◆ GOAL
Each entry below is to be extracted exactly.

◆ GIVEN RECORDS
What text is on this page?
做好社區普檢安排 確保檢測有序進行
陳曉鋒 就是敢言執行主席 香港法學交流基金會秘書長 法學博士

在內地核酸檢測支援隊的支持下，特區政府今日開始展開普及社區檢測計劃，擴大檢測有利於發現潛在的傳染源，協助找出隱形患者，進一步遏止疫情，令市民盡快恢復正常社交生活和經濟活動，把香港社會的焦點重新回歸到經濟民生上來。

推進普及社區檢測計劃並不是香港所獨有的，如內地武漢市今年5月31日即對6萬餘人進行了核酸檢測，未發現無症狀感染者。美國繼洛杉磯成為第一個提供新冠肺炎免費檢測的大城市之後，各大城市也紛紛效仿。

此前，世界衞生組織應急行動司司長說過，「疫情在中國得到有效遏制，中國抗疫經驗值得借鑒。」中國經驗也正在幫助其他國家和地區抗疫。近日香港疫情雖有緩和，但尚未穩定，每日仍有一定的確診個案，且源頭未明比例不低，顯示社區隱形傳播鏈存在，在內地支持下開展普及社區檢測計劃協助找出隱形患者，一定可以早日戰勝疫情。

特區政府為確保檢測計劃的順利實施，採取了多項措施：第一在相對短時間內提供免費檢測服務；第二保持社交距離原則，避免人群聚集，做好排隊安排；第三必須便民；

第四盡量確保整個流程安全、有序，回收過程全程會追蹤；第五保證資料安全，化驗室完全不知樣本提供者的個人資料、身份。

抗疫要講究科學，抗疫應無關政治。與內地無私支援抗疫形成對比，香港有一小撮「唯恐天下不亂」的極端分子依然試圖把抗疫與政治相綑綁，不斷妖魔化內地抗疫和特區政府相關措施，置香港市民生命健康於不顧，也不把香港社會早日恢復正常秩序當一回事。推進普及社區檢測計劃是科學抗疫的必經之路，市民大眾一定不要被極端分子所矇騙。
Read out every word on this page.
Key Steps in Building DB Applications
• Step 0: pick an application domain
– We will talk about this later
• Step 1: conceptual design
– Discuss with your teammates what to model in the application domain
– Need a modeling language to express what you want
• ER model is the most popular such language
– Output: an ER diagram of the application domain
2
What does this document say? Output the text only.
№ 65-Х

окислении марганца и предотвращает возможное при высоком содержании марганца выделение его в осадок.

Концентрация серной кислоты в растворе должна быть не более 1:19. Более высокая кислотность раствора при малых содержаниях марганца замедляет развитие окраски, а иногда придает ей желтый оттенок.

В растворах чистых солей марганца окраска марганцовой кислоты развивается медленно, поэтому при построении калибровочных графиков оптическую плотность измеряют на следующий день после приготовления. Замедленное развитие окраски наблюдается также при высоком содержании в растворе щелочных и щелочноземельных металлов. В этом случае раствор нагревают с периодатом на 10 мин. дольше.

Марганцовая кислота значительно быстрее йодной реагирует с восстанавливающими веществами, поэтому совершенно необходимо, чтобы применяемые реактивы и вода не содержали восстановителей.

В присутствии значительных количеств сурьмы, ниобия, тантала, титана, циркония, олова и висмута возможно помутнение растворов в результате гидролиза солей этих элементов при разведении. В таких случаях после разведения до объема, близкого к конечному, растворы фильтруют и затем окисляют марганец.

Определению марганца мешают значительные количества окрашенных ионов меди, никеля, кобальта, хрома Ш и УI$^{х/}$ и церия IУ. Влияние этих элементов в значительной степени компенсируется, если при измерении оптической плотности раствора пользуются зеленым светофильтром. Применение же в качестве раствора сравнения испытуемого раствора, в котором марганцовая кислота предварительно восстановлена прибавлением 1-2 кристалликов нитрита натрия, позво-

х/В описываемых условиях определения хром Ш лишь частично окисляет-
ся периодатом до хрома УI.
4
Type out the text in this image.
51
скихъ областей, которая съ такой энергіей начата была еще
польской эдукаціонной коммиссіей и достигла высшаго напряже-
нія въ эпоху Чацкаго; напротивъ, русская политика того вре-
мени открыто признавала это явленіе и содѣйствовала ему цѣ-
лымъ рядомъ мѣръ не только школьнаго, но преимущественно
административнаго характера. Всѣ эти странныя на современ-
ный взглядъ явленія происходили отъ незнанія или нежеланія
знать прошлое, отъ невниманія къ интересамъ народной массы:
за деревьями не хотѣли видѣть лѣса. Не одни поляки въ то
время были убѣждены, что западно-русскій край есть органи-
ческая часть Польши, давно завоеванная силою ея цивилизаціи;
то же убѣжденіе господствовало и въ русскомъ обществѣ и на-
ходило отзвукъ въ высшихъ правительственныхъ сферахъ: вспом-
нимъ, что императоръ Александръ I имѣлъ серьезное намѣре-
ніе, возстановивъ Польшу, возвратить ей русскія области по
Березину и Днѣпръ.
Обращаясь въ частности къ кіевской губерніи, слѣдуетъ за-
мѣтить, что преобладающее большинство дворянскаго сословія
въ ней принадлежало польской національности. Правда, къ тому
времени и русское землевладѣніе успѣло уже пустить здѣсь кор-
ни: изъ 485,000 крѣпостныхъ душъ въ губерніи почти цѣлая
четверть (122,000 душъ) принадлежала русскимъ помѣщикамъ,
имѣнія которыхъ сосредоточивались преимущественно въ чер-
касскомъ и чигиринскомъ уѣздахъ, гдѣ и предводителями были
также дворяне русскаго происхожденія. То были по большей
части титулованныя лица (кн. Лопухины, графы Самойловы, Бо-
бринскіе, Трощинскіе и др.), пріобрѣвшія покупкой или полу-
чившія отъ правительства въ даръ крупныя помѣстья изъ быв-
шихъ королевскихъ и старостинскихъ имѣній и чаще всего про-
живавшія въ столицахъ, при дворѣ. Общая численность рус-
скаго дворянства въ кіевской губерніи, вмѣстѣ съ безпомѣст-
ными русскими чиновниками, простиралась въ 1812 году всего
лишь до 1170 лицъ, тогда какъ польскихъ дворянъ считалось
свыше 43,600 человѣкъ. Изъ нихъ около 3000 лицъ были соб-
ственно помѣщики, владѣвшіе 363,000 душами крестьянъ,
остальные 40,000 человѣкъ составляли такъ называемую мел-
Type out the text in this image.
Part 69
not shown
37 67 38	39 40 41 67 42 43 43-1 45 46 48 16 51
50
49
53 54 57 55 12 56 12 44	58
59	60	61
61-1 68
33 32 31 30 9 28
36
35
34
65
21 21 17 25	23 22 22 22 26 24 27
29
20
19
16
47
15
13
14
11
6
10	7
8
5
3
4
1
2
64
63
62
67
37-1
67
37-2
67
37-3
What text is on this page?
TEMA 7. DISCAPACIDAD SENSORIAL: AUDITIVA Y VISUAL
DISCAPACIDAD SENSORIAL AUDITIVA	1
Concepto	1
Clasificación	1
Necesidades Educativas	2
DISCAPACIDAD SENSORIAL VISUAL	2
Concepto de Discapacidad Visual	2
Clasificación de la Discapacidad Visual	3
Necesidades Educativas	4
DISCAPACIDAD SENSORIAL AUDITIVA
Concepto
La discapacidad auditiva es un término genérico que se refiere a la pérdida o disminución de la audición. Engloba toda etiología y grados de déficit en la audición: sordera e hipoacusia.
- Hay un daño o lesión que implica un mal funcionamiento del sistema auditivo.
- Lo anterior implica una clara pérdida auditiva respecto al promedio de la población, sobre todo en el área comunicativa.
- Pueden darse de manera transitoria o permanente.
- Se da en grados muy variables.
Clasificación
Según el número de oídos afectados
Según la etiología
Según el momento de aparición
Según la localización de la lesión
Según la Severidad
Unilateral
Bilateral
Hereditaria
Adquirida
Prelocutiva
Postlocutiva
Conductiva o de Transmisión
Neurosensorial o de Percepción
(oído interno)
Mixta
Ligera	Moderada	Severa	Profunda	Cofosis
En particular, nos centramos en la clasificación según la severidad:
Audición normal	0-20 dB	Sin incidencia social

◆ EXERCISE RESPONSE
What text is on this page?
做好社區普檢安排 確保檢測有序進行
陳曉鋒 就是敢言執行主席 香港法學交流基金會秘書長 法學博士

在內地核酸檢測支援隊的支持下，特區政府今日開始展開普及社區檢測計劃，擴大檢測有利於發現潛在的傳染源，協助找出隱形患者，進一步遏止疫情，令市民盡快恢復正常社交生活和經濟活動，把香港社會的焦點重新回歸到經濟民生上來。

推進普及社區檢測計劃並不是香港所獨有的，如內地武漢市今年5月31日即對6萬餘人進行了核酸檢測，未發現無症狀感染者。美國繼洛杉磯成為第一個提供新冠肺炎免費檢測的大城市之後，各大城市也紛紛效仿。

此前，世界衞生組織應急行動司司長說過，「疫情在中國得到有效遏制，中國抗疫經驗值得借鑒。」中國經驗也正在幫助其他國家和地區抗疫。近日香港疫情雖有緩和，但尚未穩定，每日仍有一定的確診個案，且源頭未明比例不低，顯示社區隱形傳播鏈存在，在內地支持下開展普及社區檢測計劃協助找出隱形患者，一定可以早日戰勝疫情。

特區政府為確保檢測計劃的順利實施，採取了多項措施：第一在相對短時間內提供免費檢測服務；第二保持社交距離原則，避免人群聚集，做好排隊安排；第三必須便民；

第四盡量確保整個流程安全、有序，回收過程全程會追蹤；第五保證資料安全，化驗室完全不知樣本提供者的個人資料、身份。

抗疫要講究科學，抗疫應無關政治。與內地無私支援抗疫形成對比，香港有一小撮「唯恐天下不亂」的極端分子依然試圖把抗疫與政治相綑綁，不斷妖魔化內地抗疫和特區政府相關措施，置香港市民生命健康於不顧，也不把香港社會早日恢復正常秩序當一回事。推進普及社區檢測計劃是科學抗疫的必經之路，市民大眾一定不要被極端分子所矇騙。
Read out every word on this page.
Key Steps in Building DB Applications
• Step 0: pick an application domain
– We will talk about this later
• Step 1: conceptual design
– Discuss with your teammates what to model in the application domain
– Need a modeling language to express what you want
• ER model is the most popular such language
– Output: an ER diagram of the application domain
2
What does this document say? Output the text only.
№ 65-Х

окислении марганца и предотвращает возможное при высоком содержании марганца выделение его в осадок.

Концентрация серной кислоты в растворе должна быть не более 1:19. Более высокая кислотность раствора при малых содержаниях марганца замедляет развитие окраски, а иногда придает ей желтый оттенок.

В растворах чистых солей марганца окраска марганцовой кислоты развивается медленно, поэтому при построении калибровочных графиков оптическую плотность измеряют на следующий день после приготовления. Замедленное развитие окраски наблюдается также при высоком содержании в растворе щелочных и щелочноземельных металлов. В этом случае раствор нагревают с периодатом на 10 мин. дольше.

Марганцовая кислота значительно быстрее йодной реагирует с восстанавливающими веществами, поэтому совершенно необходимо, чтобы применяемые реактивы и вода не содержали восстановителей.

В присутствии значительных количеств сурьмы, ниобия, тантала, титана, циркония, олова и висмута возможно помутнение растворов в результате гидролиза солей этих элементов при разведении. В таких случаях после разведения до объема, близкого к конечному, растворы фильтруют и затем окисляют марганец.

Определению марганца мешают значительные количества окрашенных ионов меди, никеля, кобальта, хрома Ш и УI$^{х/}$ и церия IУ. Влияние этих элементов в значительной степени компенсируется, если при измерении оптической плотности раствора пользуются зеленым светофильтром. Применение же в качестве раствора сравнения испытуемого раствора, в котором марганцовая кислота предварительно восстановлена прибавлением 1-2 кристалликов нитрита натрия, позво-

х/В описываемых условиях определения хром Ш лишь частично окисляет-
ся периодатом до хрома УI.
4
Type out the text in this image.
51
скихъ областей, которая съ такой энергіей начата была еще
польской эдукаціонной коммиссіей и достигла высшаго напряже-
нія въ эпоху Чацкаго; напротивъ, русская политика того вре-
мени открыто признавала это явленіе и содѣйствовала ему цѣ-
лымъ рядомъ мѣръ не только школьнаго, но преимущественно
административнаго характера. Всѣ эти странныя на современ-
ный взглядъ явленія происходили отъ незнанія или нежеланія
знать прошлое, отъ невниманія къ интересамъ народной массы:
за деревьями не хотѣли видѣть лѣса. Не одни поляки въ то
время были убѣждены, что западно-русскій край есть органи-
ческая часть Польши, давно завоеванная силою ея цивилизаціи;
то же убѣжденіе господствовало и въ русскомъ обществѣ и на-
ходило отзвукъ въ высшихъ правительственныхъ сферахъ: вспом-
нимъ, что императоръ Александръ I имѣлъ серьезное намѣре-
ніе, возстановивъ Польшу, возвратить ей русскія области по
Березину и Днѣпръ.
Обращаясь въ частности къ кіевской губерніи, слѣдуетъ за-
мѣтить, что преобладающее большинство дворянскаго сословія
въ ней принадлежало польской національности. Правда, къ тому
времени и русское землевладѣніе успѣло уже пустить здѣсь кор-
ни: изъ 485,000 крѣпостныхъ душъ въ губерніи почти цѣлая
четверть (122,000 душъ) принадлежала русскимъ помѣщикамъ,
имѣнія которыхъ сосредоточивались преимущественно въ чер-
касскомъ и чигиринскомъ уѣздахъ, гдѣ и предводителями были
также дворяне русскаго происхожденія. То были по большей
части титулованныя лица (кн. Лопухины, графы Самойловы, Бо-
бринскіе, Трощинскіе и др.), пріобрѣвшія покупкой или полу-
чившія отъ правительства въ даръ крупныя помѣстья изъ быв-
шихъ королевскихъ и старостинскихъ имѣній и чаще всего про-
живавшія въ столицахъ, при дворѣ. Общая численность рус-
скаго дворянства въ кіевской губерніи, вмѣстѣ съ безпомѣст-
ными русскими чиновниками, простиралась въ 1812 году всего
лишь до 1170 лицъ, тогда какъ польскихъ дворянъ считалось
свыше 43,600 человѣкъ. Изъ нихъ около 3000 лицъ были соб-
ственно помѣщики, владѣвшіе 363,000 душами крестьянъ,
остальные 40,000 человѣкъ составляли такъ называемую мел-
Type out the text in this image.
Part 69
not shown
37 67 38	39 40 41 67 42 43 43-1 45 46 48 16 51
50
49
53 54 57 55 12 56 12 44	58
59	60	61
61-1 68
33 32 31 30 9 28
36
35
34
65
21 21 17 25	23 22 22 22 26 24 27
29
20
19
16
47
15
13
14
11
6
10	7
8
5
3
4
1
2
64
63
62
67
37-1
67
37-2
67
37-3
What text is on this page?
TEMA 7. DISCAPACIDAD SENSORIAL: AUDITIVA Y VISUAL
DISCAPACIDAD SENSORIAL AUDITIVA	1
Concepto	1
Clasificación	1
Necesidades Educativas	2
DISCAPACIDAD SENSORIAL VISUAL	2
Concepto de Discapacidad Visual	2
Clasificación de la Discapacidad Visual	3
Necesidades Educativas	4
DISCAPACIDAD SENSORIAL AUDITIVA
Concepto
La discapacidad auditiva es un término genérico que se refiere a la pérdida o disminución de la audición. Engloba toda etiología y grados de déficit en la audición: sordera e hipoacusia.
- Hay un daño o lesión que implica un mal funcionamiento del sistema auditivo.
- Lo anterior implica una clara pérdida auditiva respecto al promedio de la población, sobre todo en el área comunicativa.
- Pueden darse de manera transitoria o permanente.
- Se da en grados muy variables.
Clasificación
Según el número de oídos afectados
Según la etiología
Según el momento de aparición
Según la localización de la lesión
Según la Severidad
Unilateral
Bilateral
Hereditaria
Adquirida
Prelocutiva
Postlocutiva
Conductiva o de Transmisión
Neurosensorial o de Percepción
(oído interno)
Mixta
Ligera	Moderada	Severa	Profunda	Cofosis
En particular, nos centramos en la clasificación según la severidad:
Audición normal	0-20 dB	Sin incidencia social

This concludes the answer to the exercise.